■ Task objective ■
Identify, in the records below, every line where the string "sijainti" appears, and copy each such line.

■ Records ■
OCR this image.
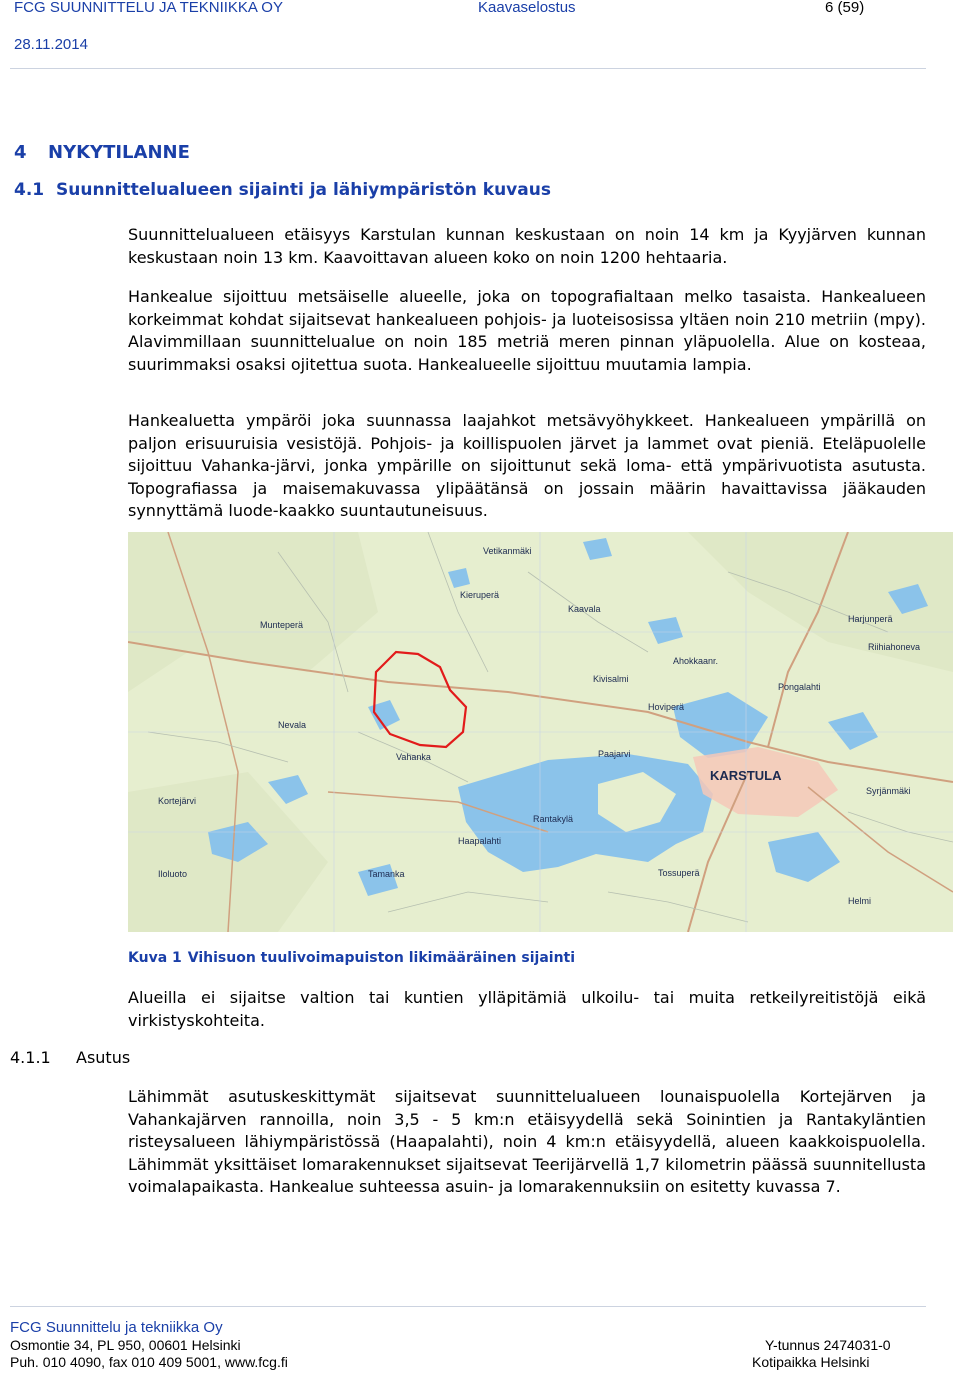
FCG SUUNNITTELU JA TEKNIIKKA OY	Kaavaselostus	6 (59)
28.11.2014
4 NYKYTILANNE
4.1 Suunnittelualueen sijainti ja lähiympäristön kuvaus
Suunnittelualueen etäisyys Karstulan kunnan keskustaan on noin 14 km ja Kyyjärven kunnan keskustaan noin 13 km. Kaavoittavan alueen koko on noin 1200 hehtaaria.
Hankealue sijoittuu metsäiselle alueelle, joka on topografialtaan melko tasaista. Hankealueen korkeimmat kohdat sijaitsevat hankealueen pohjois- ja luoteisosissa yltäen noin 210 metriin (mpy). Alavimmillaan suunnittelualue on noin 185 metriä meren pinnan yläpuolella. Alue on kosteaa, suurimmaksi osaksi ojitettua suota. Hankealueelle sijoittuu muutamia lampia.
Hankealuetta ympäröi joka suunnassa laajahkot metsävyöhykkeet. Hankealueen ympärillä on paljon erisuuruisia vesistöjä. Pohjois- ja koillispuolen järvet ja lammet ovat pieniä. Eteläpuolelle sijoittuu Vahanka-järvi, jonka ympärille on sijoittunut sekä loma- että ympärivuotista asutusta. Topografiassa ja maisemakuvassa ylipäätänsä on jossain määrin havaittavissa jääkauden synnyttämä luode-kaakko suuntautuneisuus.
KARSTULA
Paajarvi
Vahanka
Munteperä
Kieruperä
Kivisalmi
Rantakylä
Haapalahti
Hoviperä
Ahokkaanr.
Kaavala
Vetikanmäki
Harjunperä
Riihiahoneva
Pongalahti
Tossuperä
Syrjänmäki
Tamanka
Kortejärvi
Iloluoto
Helmi
Nevala
Kuva 1 Vihisuon tuulivoimapuiston likimääräinen sijainti
Alueilla ei sijaitse valtion tai kuntien ylläpitämiä ulkoilu- tai muita retkeilyreitistöjä eikä virkistyskohteita.
4.1.1 Asutus
Lähimmät asutuskeskittymät sijaitsevat suunnittelualueen lounaispuolella Kortejärven ja Vahankajärven rannoilla, noin 3,5 - 5 km:n etäisyydellä sekä Soinintien ja Rantakyläntien risteysalueen lähiympäristössä (Haapalahti), noin 4 km:n etäisyydellä, alueen kaakkoispuolella. Lähimmät yksittäiset lomarakennukset sijaitsevat Teerijärvellä 1,7 kilometrin päässä suunnitellusta voimalapaikasta. Hankealue suhteessa asuin- ja lomarakennuksiin on esitetty kuvassa 7.
FCG Suunnittelu ja tekniikka Oy
Osmontie 34, PL 950, 00601 Helsinki
Puh. 010 4090, fax 010 409 5001, www.fcg.fi
Y-tunnus 2474031-0
Kotipaikka Helsinki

■ Solution to this exercise ■
4.1 Suunnittelualueen sijainti ja lähiympäristön kuvaus
Kuva 1 Vihisuon tuulivoimapuiston likimääräinen sijainti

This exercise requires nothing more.